(Request):
In the listing below, locate the lines that hold the string "JSON". Copy those lines.

(Exercise materials):

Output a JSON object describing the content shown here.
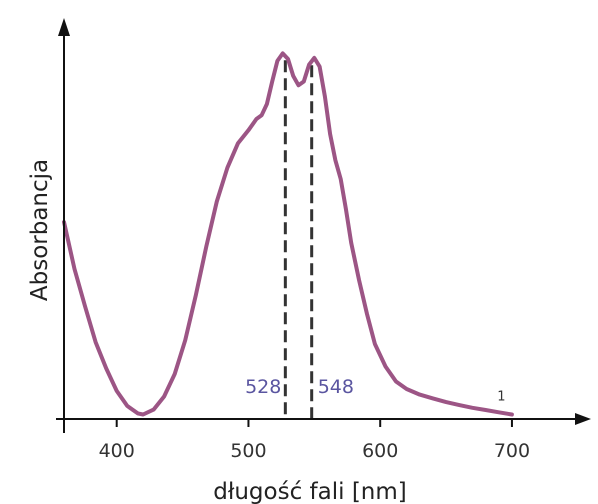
{
  "chart_data": {
    "type": "line",
    "title": "",
    "xlabel": "długość fali [nm]",
    "ylabel": "Absorbancja",
    "xlim": [
      360,
      760
    ],
    "ylim": [
      0,
      1
    ],
    "xticks": [
      400,
      500,
      600,
      700
    ],
    "tick_labels": [
      "400",
      "500",
      "600",
      "700"
    ],
    "grid": false,
    "colors": {
      "curve": "#9c5585",
      "peak_labels": "#5a55a0",
      "axes": "#111111",
      "dashes": "#333333"
    },
    "peaks": [
      {
        "x": 528,
        "label": "528"
      },
      {
        "x": 548,
        "label": "548"
      }
    ],
    "curve_label": {
      "x": 692,
      "text": "1"
    },
    "series": [
      {
        "name": "",
        "x": [
          360,
          368,
          376,
          384,
          392,
          400,
          408,
          416,
          420,
          428,
          436,
          444,
          452,
          460,
          468,
          476,
          484,
          492,
          500,
          506,
          510,
          514,
          518,
          522,
          526,
          530,
          534,
          538,
          542,
          546,
          550,
          554,
          558,
          562,
          566,
          570,
          574,
          578,
          584,
          590,
          596,
          604,
          612,
          620,
          630,
          640,
          650,
          660,
          670,
          680,
          690,
          700
        ],
        "y": [
          0.525,
          0.4,
          0.3,
          0.205,
          0.135,
          0.075,
          0.035,
          0.015,
          0.012,
          0.025,
          0.06,
          0.12,
          0.21,
          0.33,
          0.46,
          0.58,
          0.67,
          0.735,
          0.77,
          0.8,
          0.81,
          0.84,
          0.9,
          0.955,
          0.975,
          0.96,
          0.915,
          0.89,
          0.9,
          0.945,
          0.963,
          0.94,
          0.86,
          0.76,
          0.69,
          0.64,
          0.56,
          0.47,
          0.37,
          0.28,
          0.2,
          0.14,
          0.1,
          0.08,
          0.065,
          0.055,
          0.045,
          0.037,
          0.03,
          0.024,
          0.018,
          0.012
        ]
      }
    ]
  }
}
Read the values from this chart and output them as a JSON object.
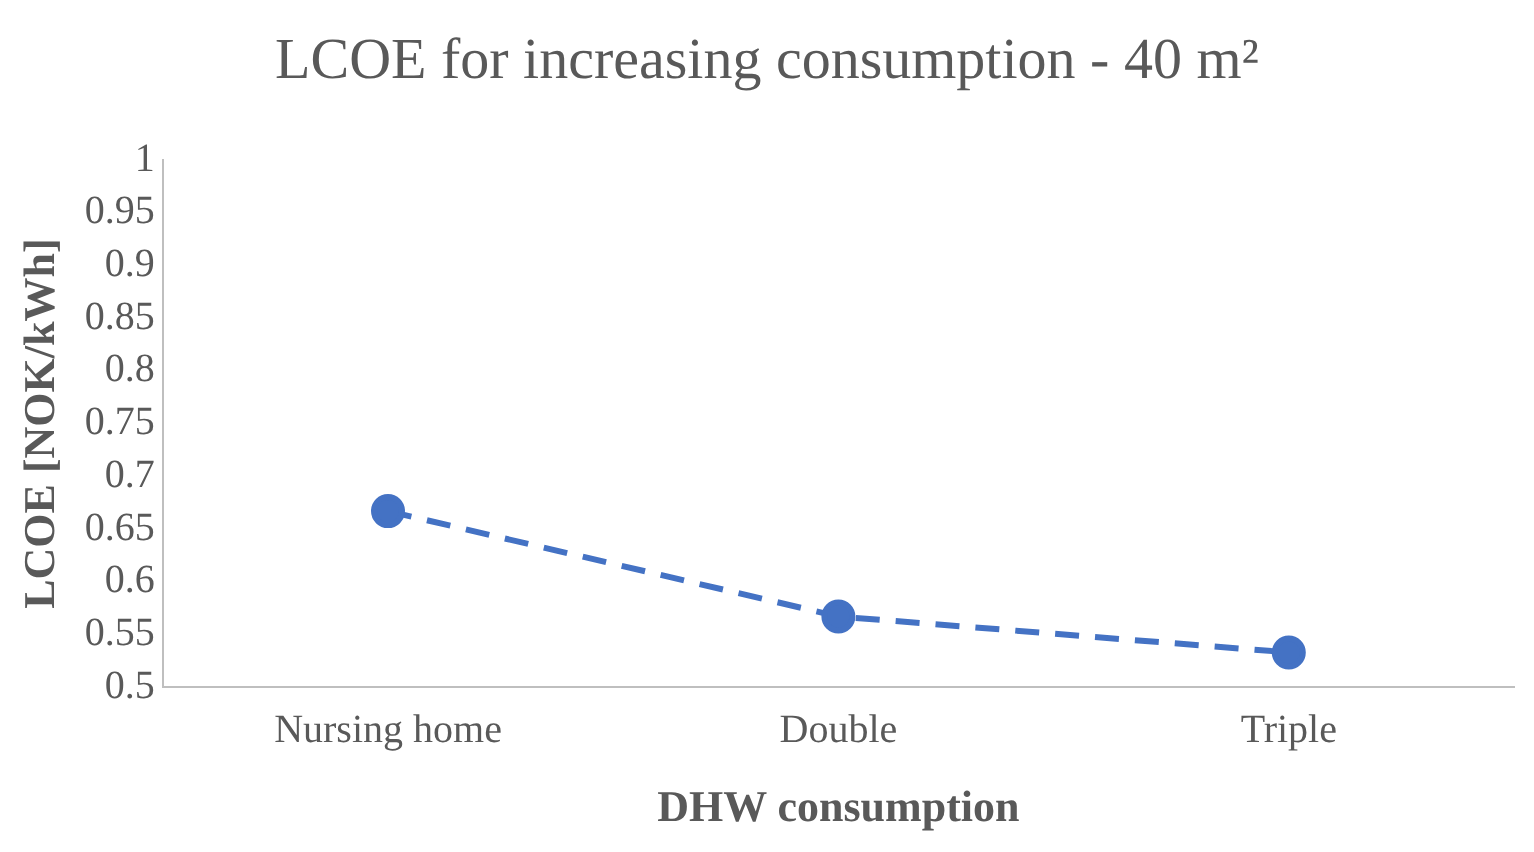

(Problem solution):
Output a JSON object describing the content shown here.
Read the values from this chart and output them as a JSON object.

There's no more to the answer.